### SELECTED EXCERPT

Nitin Agarwal, Alexander A. Aabedi, Andrew K. Chan, Vijay Letchuman, Saman Shabani, Erica F. Bisson, Mohamad Bydon, Steven D. Glassman, Kevin T. Foley, Christopher I. Shaffrey, Eric A. Potts, Mark E. Shaffrey, Domagoj Coric, John J. Knightly, Paul Park, Michael Y. Wang, Kai-Ming Fu, Jonathan R. Slotkin, Anthony L. Asher, Michael S. Virk, Regis W. Haid Jr., Dean Chou, and Praveen V. Mummaneni

OBJECTIVE

Prior studies have revealed that a body mass index (BMI) ≥ 30 is associated with worse outcomes following surgical intervention in grade 1 lumbar spondylolisthesis. Using a machine learning approach, this study aimed to leverage the prospective Quality Outcomes Database (QOD) to identify a BMI threshold for patients undergoing surgical intervention for grade 1 lumbar spondylolisthesis and thus reliably identify optimal surgical candidates among obese patients.

######
### STORED DATA

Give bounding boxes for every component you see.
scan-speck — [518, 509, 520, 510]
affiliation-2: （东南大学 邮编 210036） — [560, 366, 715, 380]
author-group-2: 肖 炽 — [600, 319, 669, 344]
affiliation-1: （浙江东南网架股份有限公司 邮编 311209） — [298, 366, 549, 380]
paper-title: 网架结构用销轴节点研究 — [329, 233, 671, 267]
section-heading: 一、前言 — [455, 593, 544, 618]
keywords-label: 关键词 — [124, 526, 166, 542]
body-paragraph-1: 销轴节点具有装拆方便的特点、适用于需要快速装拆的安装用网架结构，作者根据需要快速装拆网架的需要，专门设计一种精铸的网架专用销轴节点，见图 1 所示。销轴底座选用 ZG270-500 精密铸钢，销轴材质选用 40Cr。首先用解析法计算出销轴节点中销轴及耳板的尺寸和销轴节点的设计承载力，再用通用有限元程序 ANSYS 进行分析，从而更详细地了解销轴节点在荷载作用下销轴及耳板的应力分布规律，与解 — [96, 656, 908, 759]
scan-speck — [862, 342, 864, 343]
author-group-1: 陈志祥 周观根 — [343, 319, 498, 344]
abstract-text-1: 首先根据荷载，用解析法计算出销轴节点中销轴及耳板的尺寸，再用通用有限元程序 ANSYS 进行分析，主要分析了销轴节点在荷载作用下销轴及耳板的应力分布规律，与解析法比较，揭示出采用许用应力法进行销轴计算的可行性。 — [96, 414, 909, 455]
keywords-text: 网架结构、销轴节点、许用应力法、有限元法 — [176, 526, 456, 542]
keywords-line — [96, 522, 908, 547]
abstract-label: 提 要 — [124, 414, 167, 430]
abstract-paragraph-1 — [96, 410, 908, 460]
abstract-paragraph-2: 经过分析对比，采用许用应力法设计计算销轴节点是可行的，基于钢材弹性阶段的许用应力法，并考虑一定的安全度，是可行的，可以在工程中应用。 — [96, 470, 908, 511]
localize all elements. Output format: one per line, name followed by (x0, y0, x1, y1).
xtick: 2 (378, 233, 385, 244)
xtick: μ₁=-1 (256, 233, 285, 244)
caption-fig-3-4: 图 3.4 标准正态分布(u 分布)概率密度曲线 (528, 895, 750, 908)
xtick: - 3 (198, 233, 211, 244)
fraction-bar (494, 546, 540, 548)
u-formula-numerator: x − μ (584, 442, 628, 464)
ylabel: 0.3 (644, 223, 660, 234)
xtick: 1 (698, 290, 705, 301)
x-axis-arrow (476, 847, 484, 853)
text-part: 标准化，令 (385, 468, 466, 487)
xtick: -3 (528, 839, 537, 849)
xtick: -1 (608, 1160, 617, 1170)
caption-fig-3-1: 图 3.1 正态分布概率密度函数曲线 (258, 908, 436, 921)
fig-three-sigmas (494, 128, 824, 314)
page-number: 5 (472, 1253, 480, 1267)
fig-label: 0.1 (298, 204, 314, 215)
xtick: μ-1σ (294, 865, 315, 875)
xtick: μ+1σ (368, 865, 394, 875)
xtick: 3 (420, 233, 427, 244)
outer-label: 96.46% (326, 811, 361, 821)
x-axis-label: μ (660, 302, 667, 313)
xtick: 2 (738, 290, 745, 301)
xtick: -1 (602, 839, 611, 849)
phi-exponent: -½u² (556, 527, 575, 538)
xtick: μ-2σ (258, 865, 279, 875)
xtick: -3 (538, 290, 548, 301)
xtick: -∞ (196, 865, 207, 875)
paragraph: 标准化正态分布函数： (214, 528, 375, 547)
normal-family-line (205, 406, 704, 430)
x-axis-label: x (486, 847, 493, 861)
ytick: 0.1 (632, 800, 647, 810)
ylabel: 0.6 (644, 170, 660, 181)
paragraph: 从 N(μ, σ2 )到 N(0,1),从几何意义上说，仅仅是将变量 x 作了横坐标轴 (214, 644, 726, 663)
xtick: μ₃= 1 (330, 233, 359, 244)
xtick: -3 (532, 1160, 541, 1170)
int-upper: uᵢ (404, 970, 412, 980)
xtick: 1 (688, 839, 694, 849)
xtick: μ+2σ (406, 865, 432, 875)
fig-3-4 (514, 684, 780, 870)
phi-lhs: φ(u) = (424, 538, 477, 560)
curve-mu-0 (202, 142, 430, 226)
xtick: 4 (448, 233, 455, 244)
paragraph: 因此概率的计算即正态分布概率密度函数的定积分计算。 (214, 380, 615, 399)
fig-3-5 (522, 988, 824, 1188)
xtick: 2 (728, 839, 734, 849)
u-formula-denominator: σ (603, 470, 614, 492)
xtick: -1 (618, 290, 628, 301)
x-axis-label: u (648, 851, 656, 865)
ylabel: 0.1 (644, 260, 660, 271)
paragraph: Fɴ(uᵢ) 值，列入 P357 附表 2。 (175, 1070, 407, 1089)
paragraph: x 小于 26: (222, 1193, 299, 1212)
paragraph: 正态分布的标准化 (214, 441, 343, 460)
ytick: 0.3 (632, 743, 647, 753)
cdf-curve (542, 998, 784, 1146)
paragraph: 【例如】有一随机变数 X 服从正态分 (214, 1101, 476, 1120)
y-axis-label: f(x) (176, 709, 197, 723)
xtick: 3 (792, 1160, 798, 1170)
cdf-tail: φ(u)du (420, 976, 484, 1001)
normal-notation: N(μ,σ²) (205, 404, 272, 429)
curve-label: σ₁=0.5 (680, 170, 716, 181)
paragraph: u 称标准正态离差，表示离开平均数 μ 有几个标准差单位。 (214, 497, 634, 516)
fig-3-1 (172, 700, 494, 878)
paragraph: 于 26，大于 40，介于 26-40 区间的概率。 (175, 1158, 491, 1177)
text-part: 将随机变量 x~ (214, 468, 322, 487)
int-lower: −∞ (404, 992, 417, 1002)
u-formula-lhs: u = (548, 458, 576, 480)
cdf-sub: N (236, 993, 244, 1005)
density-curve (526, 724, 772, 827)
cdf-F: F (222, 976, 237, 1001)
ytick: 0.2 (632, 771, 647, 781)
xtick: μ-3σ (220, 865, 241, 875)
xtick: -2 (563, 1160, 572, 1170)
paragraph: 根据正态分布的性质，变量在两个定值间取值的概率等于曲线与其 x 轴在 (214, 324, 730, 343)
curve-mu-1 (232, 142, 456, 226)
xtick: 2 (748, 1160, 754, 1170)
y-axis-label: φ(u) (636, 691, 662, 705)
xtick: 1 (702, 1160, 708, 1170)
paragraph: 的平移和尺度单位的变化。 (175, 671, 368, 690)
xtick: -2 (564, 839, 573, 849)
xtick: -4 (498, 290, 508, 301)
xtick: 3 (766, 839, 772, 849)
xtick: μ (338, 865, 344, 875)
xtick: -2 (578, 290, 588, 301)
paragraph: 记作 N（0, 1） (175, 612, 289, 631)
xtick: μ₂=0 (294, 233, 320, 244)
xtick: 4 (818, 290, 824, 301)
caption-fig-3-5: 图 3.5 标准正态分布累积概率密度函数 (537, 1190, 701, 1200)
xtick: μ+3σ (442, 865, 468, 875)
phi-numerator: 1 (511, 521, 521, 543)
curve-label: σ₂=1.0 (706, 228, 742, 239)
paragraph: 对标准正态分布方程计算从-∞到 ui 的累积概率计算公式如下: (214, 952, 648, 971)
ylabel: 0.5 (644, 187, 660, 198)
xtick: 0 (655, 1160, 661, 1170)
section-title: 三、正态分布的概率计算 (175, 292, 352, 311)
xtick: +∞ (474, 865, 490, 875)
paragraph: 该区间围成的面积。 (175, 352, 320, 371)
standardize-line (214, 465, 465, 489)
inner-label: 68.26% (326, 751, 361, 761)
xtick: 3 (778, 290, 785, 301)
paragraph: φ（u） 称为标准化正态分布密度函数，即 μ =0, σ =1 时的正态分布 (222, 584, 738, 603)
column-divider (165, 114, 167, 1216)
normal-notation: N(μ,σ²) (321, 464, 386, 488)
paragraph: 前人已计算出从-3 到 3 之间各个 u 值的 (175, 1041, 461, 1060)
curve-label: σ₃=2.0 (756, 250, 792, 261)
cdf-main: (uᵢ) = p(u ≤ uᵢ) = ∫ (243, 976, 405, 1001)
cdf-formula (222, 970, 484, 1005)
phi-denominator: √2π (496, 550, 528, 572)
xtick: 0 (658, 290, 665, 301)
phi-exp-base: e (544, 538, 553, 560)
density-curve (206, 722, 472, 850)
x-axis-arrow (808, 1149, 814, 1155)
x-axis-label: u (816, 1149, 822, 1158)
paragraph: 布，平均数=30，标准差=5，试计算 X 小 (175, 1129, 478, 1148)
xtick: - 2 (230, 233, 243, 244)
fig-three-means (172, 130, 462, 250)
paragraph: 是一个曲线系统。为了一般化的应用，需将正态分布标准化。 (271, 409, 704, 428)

######

→ **WORK INSTRUCTIONS**:
1: According to the lumbar spondylolisthesis abstract, what body mass index has prior research linked to worse outcomes after surgery for grade 1 lumbar spondylolisthesis?
2: Resume the lumbar spondylolisthesis abstract after its last sentence.

→ **RESPONSES TO THE EXERCISE**:
1: A body mass index (BMI) of 30 or higher.

2:
METHODS

Patients with grade 1 lumbar spondylolisthesis and preoperative BMI ≥ 30 from the prospectively collected QOD lumbar spondylolisthesis module were included in this study. A 12-month composite outcome was generated by performing principal components analysis and k-means clustering on four validated measures of surgical outcomes in patients with spondylolisthesis. Random forests were generated to determine the most important preoperative patient characteristics in predicting the composite outcome. Recursive partitioning was used to extract a BMI threshold associated with optimal outcomes.

RESULTS

The average BMI was 35.7, with 282 (46.4%) of the 608 patients from the QOD data set having a BMI ≥ 30. Principal components analysis revealed that the first principal component accounted for 99.2% of the variance in the four outcome measures. Two clusters were identified corresponding to patients with suboptimal outcomes (severe back pain, increased disability, impaired quality of life, and low satisfaction) and to those with optimal outcomes. Recursive partitioning established a BMI threshold of 37.5 after pruning via cross-validation.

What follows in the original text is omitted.